[AIM OF THE TASK] Give the data below again exactly as written, without its pictures.

⁂

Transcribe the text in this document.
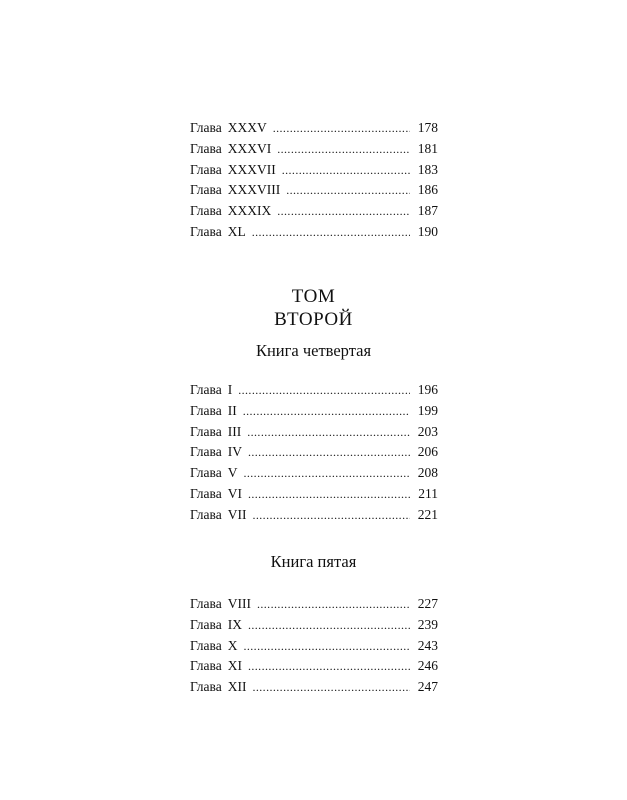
Глава XXXV .....	178
Глава XXXVI .....	181
Глава XXXVII .....	183
Глава XXXVIII .....	186
Глава XXXIX .....	187
Глава XL .....	190
ТОМ
ВТОРОЙ
Книга четвертая
Глава I .....	196
Глава II .....	199
Глава III .....	203
Глава IV .....	206
Глава V .....	208
Глава VI .....	211
Глава VII .....	221
Книга пятая
Глава VIII .....	227
Глава IX .....	239
Глава X .....	243
Глава XI .....	246
Глава XII .....	247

⁂

[RESPONSE BELOW]
Transcribe the text in this document.
Глава XXXV .....	178
Глава XXXVI .....	181
Глава XXXVII .....	183
Глава XXXVIII .....	186
Глава XXXIX .....	187
Глава XL .....	190
ТОМ
ВТОРОЙ
Книга четвертая
Глава I .....	196
Глава II .....	199
Глава III .....	203
Глава IV .....	206
Глава V .....	208
Глава VI .....	211
Глава VII .....	221
Книга пятая
Глава VIII .....	227
Глава IX .....	239
Глава X .....	243
Глава XI .....	246
Глава XII .....	247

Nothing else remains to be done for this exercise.